=== TEXT PROVIDED ===
These observations could lead to the speculative hypothesis that supplementation with MMN supplements like powders or tablets might result in the same effects as RUSF if basic food rations were provided. Very few studies have compared RUSF to other MMN formulations to support child nutritional status. An interesting study by Adu-Afarwuah et al. compared three MMN supplements: Sprinkles, crushable Nutritabs, and 20 g of Nutributter. In addition to greater weight gain, children in the Nutributter group also experienced a greater gain in length compared to children given Nutritabs (
p<0.05) and Sprinkles (
p>0.05)
[38].
One important additional benefit that lipid-based nutrient supplements offer is the lipid component. In addition to providing a small amount of essential fatty acids, which hold a potential to support child growth
[52], the lipid component serves as an essential matrix that ensures that fat-soluble vitamins like vitamin A, D, and E are properly absorbed
[53]. Particularly when the child's diet is poor in fat, this would provide leverage to increase the efficacy of supplemented fat-soluble vitamins
[54]. Therefore, more mechanistic studies are required to elucidate the additional contribution to the efficacy of the MMNs by the functional fat fraction of the RUSF.

=== CHECK YOUR UNDERSTANDING ===
[1] Condense the paragraph of the supplement text that begins "One important additional benefit" into a short bulleted list that keeps its main facts.
[2] According to the supplement text, which three MMN supplements did the study by Adu-Afarwuah et al. compare?
The rows that come next have no connection to the supplement text.

(Data for recognizing document structure)
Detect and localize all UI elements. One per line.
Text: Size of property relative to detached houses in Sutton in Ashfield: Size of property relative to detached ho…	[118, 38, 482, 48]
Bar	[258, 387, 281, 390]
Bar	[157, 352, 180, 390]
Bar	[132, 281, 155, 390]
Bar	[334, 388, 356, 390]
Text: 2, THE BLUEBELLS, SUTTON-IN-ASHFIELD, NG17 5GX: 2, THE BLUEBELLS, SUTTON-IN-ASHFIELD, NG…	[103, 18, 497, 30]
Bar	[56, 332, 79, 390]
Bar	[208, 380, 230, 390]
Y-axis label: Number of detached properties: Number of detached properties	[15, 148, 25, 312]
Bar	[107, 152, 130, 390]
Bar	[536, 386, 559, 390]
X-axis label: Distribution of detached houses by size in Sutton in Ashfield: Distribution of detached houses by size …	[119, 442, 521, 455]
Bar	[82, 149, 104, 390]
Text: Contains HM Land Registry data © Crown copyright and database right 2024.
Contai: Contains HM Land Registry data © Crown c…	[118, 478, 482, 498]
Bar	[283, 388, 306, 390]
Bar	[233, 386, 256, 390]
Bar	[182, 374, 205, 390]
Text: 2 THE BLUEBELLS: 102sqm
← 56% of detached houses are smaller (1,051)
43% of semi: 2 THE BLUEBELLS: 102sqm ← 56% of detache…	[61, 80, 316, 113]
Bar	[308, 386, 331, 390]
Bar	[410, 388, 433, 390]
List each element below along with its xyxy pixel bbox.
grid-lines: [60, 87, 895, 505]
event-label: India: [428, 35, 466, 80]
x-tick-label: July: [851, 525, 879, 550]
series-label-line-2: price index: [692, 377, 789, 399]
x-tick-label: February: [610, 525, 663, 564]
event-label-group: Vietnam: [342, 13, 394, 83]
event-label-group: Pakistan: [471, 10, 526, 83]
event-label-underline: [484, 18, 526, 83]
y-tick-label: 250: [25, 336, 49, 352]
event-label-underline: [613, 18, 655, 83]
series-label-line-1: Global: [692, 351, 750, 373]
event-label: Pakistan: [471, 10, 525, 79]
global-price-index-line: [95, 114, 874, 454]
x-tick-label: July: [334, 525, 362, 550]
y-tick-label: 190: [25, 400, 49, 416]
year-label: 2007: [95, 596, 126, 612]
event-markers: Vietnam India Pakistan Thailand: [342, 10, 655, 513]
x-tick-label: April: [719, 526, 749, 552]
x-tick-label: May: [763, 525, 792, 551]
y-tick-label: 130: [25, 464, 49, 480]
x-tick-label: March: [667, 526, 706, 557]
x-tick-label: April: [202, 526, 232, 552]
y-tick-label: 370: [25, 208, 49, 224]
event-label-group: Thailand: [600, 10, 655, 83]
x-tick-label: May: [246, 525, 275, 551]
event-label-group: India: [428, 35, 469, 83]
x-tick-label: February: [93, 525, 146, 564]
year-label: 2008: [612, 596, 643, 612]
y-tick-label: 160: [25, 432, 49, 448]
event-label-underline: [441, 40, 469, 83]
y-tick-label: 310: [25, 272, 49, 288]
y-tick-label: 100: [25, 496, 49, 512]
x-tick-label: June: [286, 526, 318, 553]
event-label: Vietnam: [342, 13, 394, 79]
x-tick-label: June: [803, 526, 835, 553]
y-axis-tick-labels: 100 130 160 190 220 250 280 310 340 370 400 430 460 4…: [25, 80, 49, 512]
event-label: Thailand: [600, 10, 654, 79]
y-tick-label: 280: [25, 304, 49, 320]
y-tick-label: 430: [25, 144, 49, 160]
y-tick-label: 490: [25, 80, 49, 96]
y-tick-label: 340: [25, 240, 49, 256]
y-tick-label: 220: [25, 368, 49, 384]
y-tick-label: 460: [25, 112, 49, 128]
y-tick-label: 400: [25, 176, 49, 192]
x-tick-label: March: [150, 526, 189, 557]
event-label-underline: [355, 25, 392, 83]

=== RESULTS FOR THE EXERCISE ===
[1]
- Lipid-based nutrient supplements offer an added benefit through their lipid component.
- The lipid component supplies a small amount of essential fatty acids, which may support child growth.
- It acts as a matrix that ensures proper absorption of fat-soluble vitamins such as A, D, and E.
- This could increase the efficacy of supplemented fat-soluble vitamins, especially when a child's diet is low in fat.
- More mechanistic studies are needed to clarify how the functional fat fraction of RUSF adds to the efficacy of the MMNs.

[2] Sprinkles, crushable Nutritabs, and 20 g of Nutributter.